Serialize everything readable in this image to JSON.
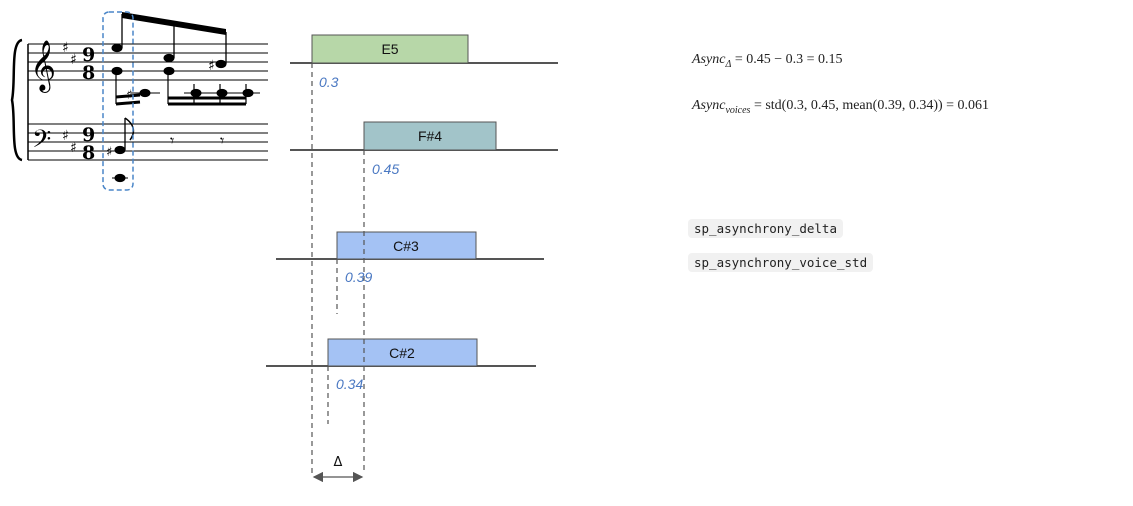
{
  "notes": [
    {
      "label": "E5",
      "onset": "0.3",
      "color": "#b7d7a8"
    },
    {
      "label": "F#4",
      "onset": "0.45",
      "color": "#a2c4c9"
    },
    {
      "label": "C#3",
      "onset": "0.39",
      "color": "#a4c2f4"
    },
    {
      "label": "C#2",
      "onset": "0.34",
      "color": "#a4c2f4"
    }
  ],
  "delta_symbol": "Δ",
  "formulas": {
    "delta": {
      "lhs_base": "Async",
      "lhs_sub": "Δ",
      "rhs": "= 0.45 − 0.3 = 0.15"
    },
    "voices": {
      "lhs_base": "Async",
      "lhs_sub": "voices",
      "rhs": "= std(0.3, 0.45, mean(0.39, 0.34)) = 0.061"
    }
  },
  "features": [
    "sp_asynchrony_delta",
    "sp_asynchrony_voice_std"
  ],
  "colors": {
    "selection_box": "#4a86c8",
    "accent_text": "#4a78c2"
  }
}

#####

Task to carry out:
Using the records above, find and show each line with the string "onset".

Reply to the task:
      "onset": "0.3",
      "onset": "0.45",
      "onset": "0.39",
      "onset": "0.34",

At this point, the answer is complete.